Problem statement: Across the entries below, how many lines contain the word "данного"? Give the number alone.

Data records

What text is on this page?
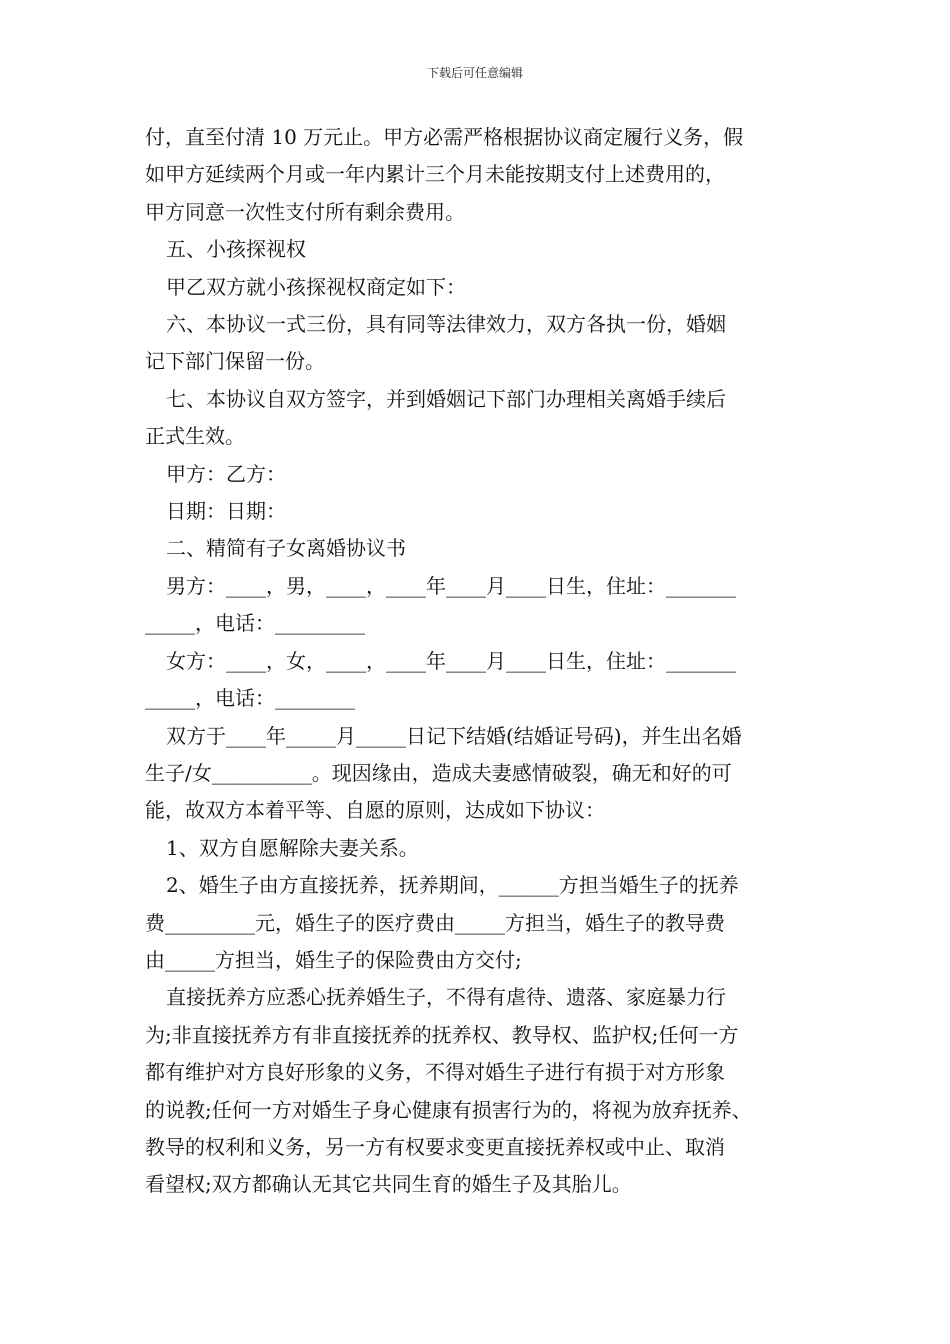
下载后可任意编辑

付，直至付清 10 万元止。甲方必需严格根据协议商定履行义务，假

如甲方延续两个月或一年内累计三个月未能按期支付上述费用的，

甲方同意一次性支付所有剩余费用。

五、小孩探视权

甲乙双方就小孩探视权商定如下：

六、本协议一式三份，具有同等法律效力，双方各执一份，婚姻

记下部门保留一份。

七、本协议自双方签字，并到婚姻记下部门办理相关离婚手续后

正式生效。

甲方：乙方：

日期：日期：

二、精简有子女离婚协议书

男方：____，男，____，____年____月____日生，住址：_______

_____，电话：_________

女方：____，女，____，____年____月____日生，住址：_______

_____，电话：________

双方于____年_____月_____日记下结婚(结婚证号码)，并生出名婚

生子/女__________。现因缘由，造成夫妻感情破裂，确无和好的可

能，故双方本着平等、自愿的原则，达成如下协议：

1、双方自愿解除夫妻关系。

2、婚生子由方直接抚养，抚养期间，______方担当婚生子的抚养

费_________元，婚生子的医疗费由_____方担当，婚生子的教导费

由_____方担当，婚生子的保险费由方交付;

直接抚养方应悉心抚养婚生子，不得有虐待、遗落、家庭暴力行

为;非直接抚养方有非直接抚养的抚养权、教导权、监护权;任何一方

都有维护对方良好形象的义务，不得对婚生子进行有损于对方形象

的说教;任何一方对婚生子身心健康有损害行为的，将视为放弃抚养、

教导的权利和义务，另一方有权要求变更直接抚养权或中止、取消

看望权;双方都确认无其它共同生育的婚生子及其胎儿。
---
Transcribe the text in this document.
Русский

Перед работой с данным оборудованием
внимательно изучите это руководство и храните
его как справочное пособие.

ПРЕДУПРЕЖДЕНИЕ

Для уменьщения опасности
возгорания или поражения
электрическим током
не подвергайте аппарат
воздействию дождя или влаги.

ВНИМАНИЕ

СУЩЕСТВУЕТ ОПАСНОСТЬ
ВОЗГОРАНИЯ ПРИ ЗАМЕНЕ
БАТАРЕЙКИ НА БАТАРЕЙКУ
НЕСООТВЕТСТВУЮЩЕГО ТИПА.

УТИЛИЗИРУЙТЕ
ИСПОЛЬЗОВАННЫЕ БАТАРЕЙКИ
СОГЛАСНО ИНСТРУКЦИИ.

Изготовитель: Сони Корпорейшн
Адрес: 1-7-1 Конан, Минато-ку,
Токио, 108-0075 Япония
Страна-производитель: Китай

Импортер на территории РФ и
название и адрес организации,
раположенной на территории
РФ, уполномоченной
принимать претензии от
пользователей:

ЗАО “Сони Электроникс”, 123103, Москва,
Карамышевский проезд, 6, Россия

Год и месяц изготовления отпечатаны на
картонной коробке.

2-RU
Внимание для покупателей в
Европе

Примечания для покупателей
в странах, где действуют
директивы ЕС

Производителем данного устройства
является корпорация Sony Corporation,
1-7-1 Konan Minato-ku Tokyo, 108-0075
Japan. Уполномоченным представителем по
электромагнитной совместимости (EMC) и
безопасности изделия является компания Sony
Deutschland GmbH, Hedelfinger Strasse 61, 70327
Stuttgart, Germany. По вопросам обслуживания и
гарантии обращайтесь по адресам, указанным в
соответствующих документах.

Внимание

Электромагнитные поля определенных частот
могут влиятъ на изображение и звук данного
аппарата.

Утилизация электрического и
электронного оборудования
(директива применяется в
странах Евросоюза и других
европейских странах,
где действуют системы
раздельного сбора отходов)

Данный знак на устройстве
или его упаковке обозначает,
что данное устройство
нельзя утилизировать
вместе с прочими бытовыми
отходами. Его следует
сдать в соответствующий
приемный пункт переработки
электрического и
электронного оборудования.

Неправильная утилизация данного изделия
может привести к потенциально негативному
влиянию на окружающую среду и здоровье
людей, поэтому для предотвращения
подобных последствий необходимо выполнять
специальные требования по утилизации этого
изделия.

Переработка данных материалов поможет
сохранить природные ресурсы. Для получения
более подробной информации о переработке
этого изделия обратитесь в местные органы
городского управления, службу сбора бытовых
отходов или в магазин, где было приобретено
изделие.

Full output: 3